TO DO » Copy each line of the entries beneath that contains the word "body".

WORKING DATA »
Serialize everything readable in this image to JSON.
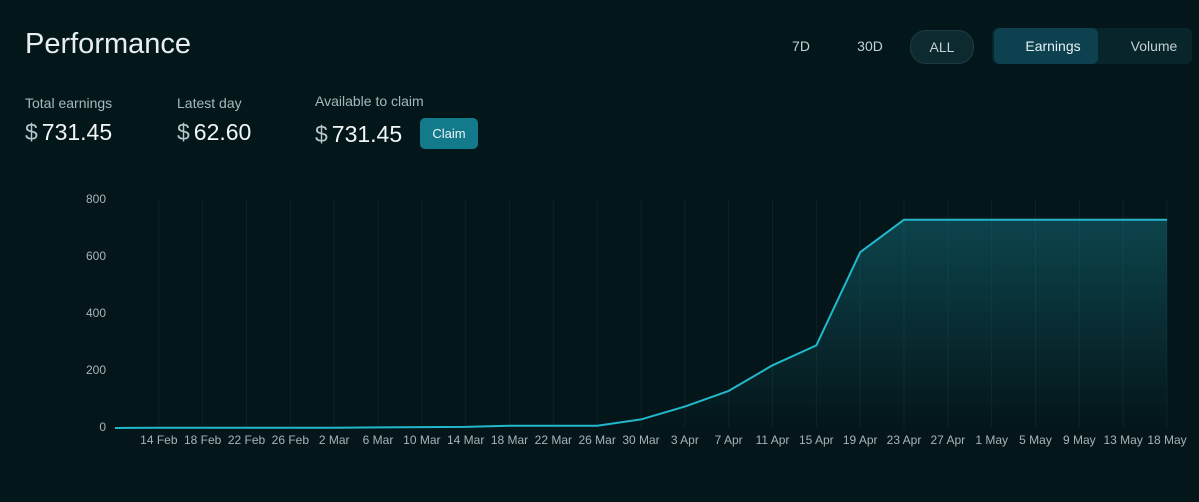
{
  "header": {
    "title": "Performance",
    "ranges": [
      "7D",
      "30D",
      "ALL"
    ],
    "metrics": [
      "Earnings",
      "Volume"
    ]
  },
  "stats": [
    {
      "label": "Total earnings",
      "currency": "$",
      "value": "731.45"
    },
    {
      "label": "Latest day",
      "currency": "$",
      "value": "62.60"
    },
    {
      "label": "Available to claim",
      "currency": "$",
      "value": "731.45"
    }
  ],
  "claim_button": "Claim",
  "chart_data": {
    "type": "line",
    "categories": [
      null,
      "14 Feb",
      "18 Feb",
      "22 Feb",
      "26 Feb",
      "2 Mar",
      "6 Mar",
      "10 Mar",
      "14 Mar",
      "18 Mar",
      "22 Mar",
      "26 Mar",
      "30 Mar",
      "3 Apr",
      "7 Apr",
      "11 Apr",
      "15 Apr",
      "19 Apr",
      "23 Apr",
      "27 Apr",
      "1 May",
      "5 May",
      "9 May",
      "13 May",
      "18 May"
    ],
    "values": [
      0,
      1,
      1,
      1,
      1,
      1,
      2,
      3,
      4,
      8,
      8,
      8,
      30,
      75,
      130,
      220,
      290,
      617,
      731,
      731,
      731,
      731,
      731,
      731,
      731
    ],
    "color": "#22b8cc",
    "ylim": [
      0,
      800
    ],
    "yticks": [
      0,
      200,
      400,
      600,
      800
    ]
  }
}
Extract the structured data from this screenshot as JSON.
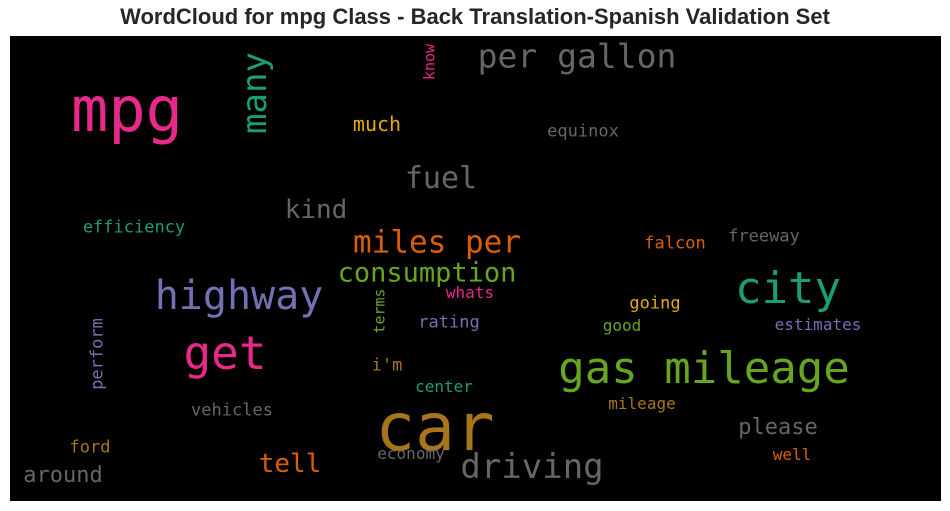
{
  "chart_data": {
    "type": "wordcloud",
    "title": "WordCloud for mpg Class - Back Translation-Spanish Validation Set",
    "background": "#000000",
    "words": [
      {
        "text": "car",
        "color": "#a6761d",
        "vertical": false
      },
      {
        "text": "mpg",
        "color": "#e7298a",
        "vertical": false
      },
      {
        "text": "gas mileage",
        "color": "#66a61e",
        "vertical": false
      },
      {
        "text": "get",
        "color": "#e7298a",
        "vertical": false
      },
      {
        "text": "highway",
        "color": "#7570b3",
        "vertical": false
      },
      {
        "text": "city",
        "color": "#1b9e77",
        "vertical": false
      },
      {
        "text": "driving",
        "color": "#666666",
        "vertical": false
      },
      {
        "text": "per gallon",
        "color": "#666666",
        "vertical": false
      },
      {
        "text": "miles per",
        "color": "#d95f02",
        "vertical": false
      },
      {
        "text": "consumption",
        "color": "#66a61e",
        "vertical": false
      },
      {
        "text": "many",
        "color": "#1b9e77",
        "vertical": true
      },
      {
        "text": "fuel",
        "color": "#666666",
        "vertical": false
      },
      {
        "text": "kind",
        "color": "#666666",
        "vertical": false
      },
      {
        "text": "tell",
        "color": "#d95f02",
        "vertical": false
      },
      {
        "text": "around",
        "color": "#666666",
        "vertical": false
      },
      {
        "text": "please",
        "color": "#666666",
        "vertical": false
      },
      {
        "text": "much",
        "color": "#e6ab02",
        "vertical": false
      },
      {
        "text": "perform",
        "color": "#7570b3",
        "vertical": true
      },
      {
        "text": "efficiency",
        "color": "#1b9e77",
        "vertical": false
      },
      {
        "text": "equinox",
        "color": "#666666",
        "vertical": false
      },
      {
        "text": "falcon",
        "color": "#d95f02",
        "vertical": false
      },
      {
        "text": "freeway",
        "color": "#666666",
        "vertical": false
      },
      {
        "text": "whats",
        "color": "#e7298a",
        "vertical": false
      },
      {
        "text": "going",
        "color": "#e6ab02",
        "vertical": false
      },
      {
        "text": "rating",
        "color": "#7570b3",
        "vertical": false
      },
      {
        "text": "good",
        "color": "#66a61e",
        "vertical": false
      },
      {
        "text": "estimates",
        "color": "#7570b3",
        "vertical": false
      },
      {
        "text": "terms",
        "color": "#66a61e",
        "vertical": true
      },
      {
        "text": "i'm",
        "color": "#a6761d",
        "vertical": false
      },
      {
        "text": "center",
        "color": "#1b9e77",
        "vertical": false
      },
      {
        "text": "mileage",
        "color": "#a6761d",
        "vertical": false
      },
      {
        "text": "vehicles",
        "color": "#666666",
        "vertical": false
      },
      {
        "text": "ford",
        "color": "#a6761d",
        "vertical": false
      },
      {
        "text": "economy",
        "color": "#666666",
        "vertical": false
      },
      {
        "text": "well",
        "color": "#d95f02",
        "vertical": false
      },
      {
        "text": "know",
        "color": "#e7298a",
        "vertical": true
      }
    ]
  }
}
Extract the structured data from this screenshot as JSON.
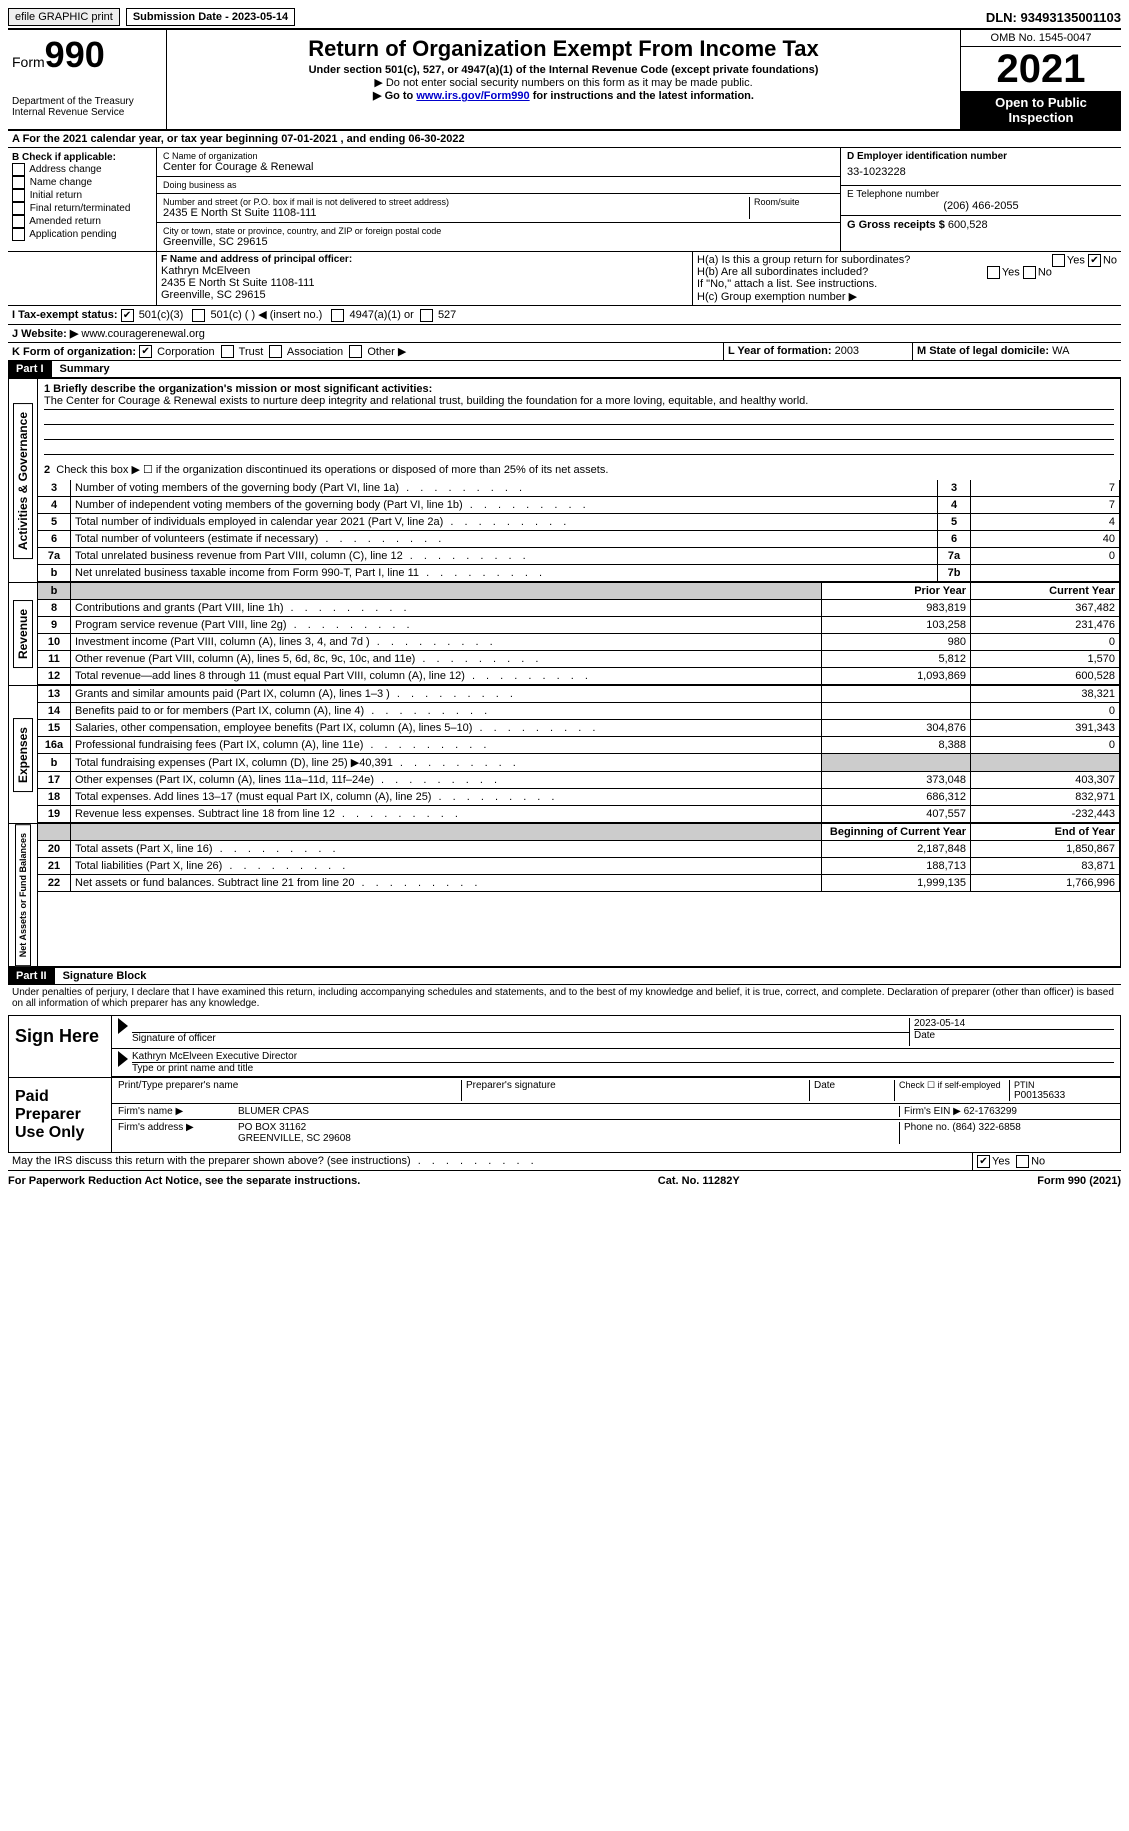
{
  "topbar": {
    "efile": "efile GRAPHIC print",
    "submission": "Submission Date - 2023-05-14",
    "dln": "DLN: 93493135001103"
  },
  "header": {
    "form_prefix": "Form",
    "form_number": "990",
    "dept": "Department of the Treasury",
    "irs": "Internal Revenue Service",
    "title": "Return of Organization Exempt From Income Tax",
    "subtitle": "Under section 501(c), 527, or 4947(a)(1) of the Internal Revenue Code (except private foundations)",
    "note1": "▶ Do not enter social security numbers on this form as it may be made public.",
    "note2_pre": "▶ Go to ",
    "note2_link": "www.irs.gov/Form990",
    "note2_post": " for instructions and the latest information.",
    "omb": "OMB No. 1545-0047",
    "year": "2021",
    "open": "Open to Public Inspection"
  },
  "line_a": "A For the 2021 calendar year, or tax year beginning 07-01-2021   , and ending 06-30-2022",
  "box_b": {
    "label": "B Check if applicable:",
    "items": [
      "Address change",
      "Name change",
      "Initial return",
      "Final return/terminated",
      "Amended return",
      "Application pending"
    ]
  },
  "box_c": {
    "name_label": "C Name of organization",
    "name": "Center for Courage & Renewal",
    "dba_label": "Doing business as",
    "dba": "",
    "addr_label": "Number and street (or P.O. box if mail is not delivered to street address)",
    "room_label": "Room/suite",
    "addr": "2435 E North St Suite 1108-111",
    "city_label": "City or town, state or province, country, and ZIP or foreign postal code",
    "city": "Greenville, SC  29615"
  },
  "box_d": {
    "label": "D Employer identification number",
    "value": "33-1023228"
  },
  "box_e": {
    "label": "E Telephone number",
    "value": "(206) 466-2055"
  },
  "box_g": {
    "label": "G Gross receipts $",
    "value": "600,528"
  },
  "box_f": {
    "label": "F Name and address of principal officer:",
    "name": "Kathryn McElveen",
    "addr1": "2435 E North St Suite 1108-111",
    "addr2": "Greenville, SC  29615"
  },
  "box_h": {
    "a": "H(a) Is this a group return for subordinates?",
    "b": "H(b) Are all subordinates included?",
    "note": "If \"No,\" attach a list. See instructions.",
    "c": "H(c) Group exemption number ▶"
  },
  "box_i": {
    "label": "I Tax-exempt status:",
    "opt1": "501(c)(3)",
    "opt2": "501(c) (   ) ◀ (insert no.)",
    "opt3": "4947(a)(1) or",
    "opt4": "527"
  },
  "box_j": {
    "label": "J Website: ▶",
    "value": "www.couragerenewal.org"
  },
  "box_k": {
    "label": "K Form of organization:",
    "corp": "Corporation",
    "trust": "Trust",
    "assoc": "Association",
    "other": "Other ▶"
  },
  "box_l": {
    "label": "L Year of formation:",
    "value": "2003"
  },
  "box_m": {
    "label": "M State of legal domicile:",
    "value": "WA"
  },
  "part1": {
    "header": "Part I",
    "title": "Summary",
    "line1_label": "1 Briefly describe the organization's mission or most significant activities:",
    "mission": "The Center for Courage & Renewal exists to nurture deep integrity and relational trust, building the foundation for a more loving, equitable, and healthy world.",
    "line2": "Check this box ▶ ☐ if the organization discontinued its operations or disposed of more than 25% of its net assets.",
    "rows_gov": [
      {
        "n": "3",
        "t": "Number of voting members of the governing body (Part VI, line 1a)",
        "b": "3",
        "v": "7"
      },
      {
        "n": "4",
        "t": "Number of independent voting members of the governing body (Part VI, line 1b)",
        "b": "4",
        "v": "7"
      },
      {
        "n": "5",
        "t": "Total number of individuals employed in calendar year 2021 (Part V, line 2a)",
        "b": "5",
        "v": "4"
      },
      {
        "n": "6",
        "t": "Total number of volunteers (estimate if necessary)",
        "b": "6",
        "v": "40"
      },
      {
        "n": "7a",
        "t": "Total unrelated business revenue from Part VIII, column (C), line 12",
        "b": "7a",
        "v": "0"
      },
      {
        "n": "b",
        "t": "Net unrelated business taxable income from Form 990-T, Part I, line 11",
        "b": "7b",
        "v": ""
      }
    ],
    "col_prior": "Prior Year",
    "col_current": "Current Year",
    "rows_rev": [
      {
        "n": "8",
        "t": "Contributions and grants (Part VIII, line 1h)",
        "p": "983,819",
        "c": "367,482"
      },
      {
        "n": "9",
        "t": "Program service revenue (Part VIII, line 2g)",
        "p": "103,258",
        "c": "231,476"
      },
      {
        "n": "10",
        "t": "Investment income (Part VIII, column (A), lines 3, 4, and 7d )",
        "p": "980",
        "c": "0"
      },
      {
        "n": "11",
        "t": "Other revenue (Part VIII, column (A), lines 5, 6d, 8c, 9c, 10c, and 11e)",
        "p": "5,812",
        "c": "1,570"
      },
      {
        "n": "12",
        "t": "Total revenue—add lines 8 through 11 (must equal Part VIII, column (A), line 12)",
        "p": "1,093,869",
        "c": "600,528"
      }
    ],
    "rows_exp": [
      {
        "n": "13",
        "t": "Grants and similar amounts paid (Part IX, column (A), lines 1–3 )",
        "p": "",
        "c": "38,321"
      },
      {
        "n": "14",
        "t": "Benefits paid to or for members (Part IX, column (A), line 4)",
        "p": "",
        "c": "0"
      },
      {
        "n": "15",
        "t": "Salaries, other compensation, employee benefits (Part IX, column (A), lines 5–10)",
        "p": "304,876",
        "c": "391,343"
      },
      {
        "n": "16a",
        "t": "Professional fundraising fees (Part IX, column (A), line 11e)",
        "p": "8,388",
        "c": "0"
      },
      {
        "n": "b",
        "t": "Total fundraising expenses (Part IX, column (D), line 25) ▶40,391",
        "p": "shade",
        "c": "shade"
      },
      {
        "n": "17",
        "t": "Other expenses (Part IX, column (A), lines 11a–11d, 11f–24e)",
        "p": "373,048",
        "c": "403,307"
      },
      {
        "n": "18",
        "t": "Total expenses. Add lines 13–17 (must equal Part IX, column (A), line 25)",
        "p": "686,312",
        "c": "832,971"
      },
      {
        "n": "19",
        "t": "Revenue less expenses. Subtract line 18 from line 12",
        "p": "407,557",
        "c": "-232,443"
      }
    ],
    "col_begin": "Beginning of Current Year",
    "col_end": "End of Year",
    "rows_net": [
      {
        "n": "20",
        "t": "Total assets (Part X, line 16)",
        "p": "2,187,848",
        "c": "1,850,867"
      },
      {
        "n": "21",
        "t": "Total liabilities (Part X, line 26)",
        "p": "188,713",
        "c": "83,871"
      },
      {
        "n": "22",
        "t": "Net assets or fund balances. Subtract line 21 from line 20",
        "p": "1,999,135",
        "c": "1,766,996"
      }
    ],
    "vtab_gov": "Activities & Governance",
    "vtab_rev": "Revenue",
    "vtab_exp": "Expenses",
    "vtab_net": "Net Assets or Fund Balances"
  },
  "part2": {
    "header": "Part II",
    "title": "Signature Block",
    "penalty": "Under penalties of perjury, I declare that I have examined this return, including accompanying schedules and statements, and to the best of my knowledge and belief, it is true, correct, and complete. Declaration of preparer (other than officer) is based on all information of which preparer has any knowledge.",
    "sign_here": "Sign Here",
    "sig_officer": "Signature of officer",
    "sig_date": "2023-05-14",
    "date_label": "Date",
    "officer_name": "Kathryn McElveen Executive Director",
    "type_name": "Type or print name and title",
    "paid": "Paid Preparer Use Only",
    "prep_name_label": "Print/Type preparer's name",
    "prep_sig_label": "Preparer's signature",
    "check_self": "Check ☐ if self-employed",
    "ptin_label": "PTIN",
    "ptin": "P00135633",
    "firm_name_label": "Firm's name    ▶",
    "firm_name": "BLUMER CPAS",
    "firm_ein_label": "Firm's EIN ▶",
    "firm_ein": "62-1763299",
    "firm_addr_label": "Firm's address ▶",
    "firm_addr1": "PO BOX 31162",
    "firm_addr2": "GREENVILLE, SC  29608",
    "phone_label": "Phone no.",
    "phone": "(864) 322-6858",
    "discuss": "May the IRS discuss this return with the preparer shown above? (see instructions)",
    "yes": "Yes",
    "no": "No"
  },
  "footer": {
    "left": "For Paperwork Reduction Act Notice, see the separate instructions.",
    "mid": "Cat. No. 11282Y",
    "right": "Form 990 (2021)"
  }
}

TASK RESULT »
        "t": "Number of voting members of the governing body (Part VI, line 1a)",
        "t": "Number of independent voting members of the governing body (Part VI, line 1b)",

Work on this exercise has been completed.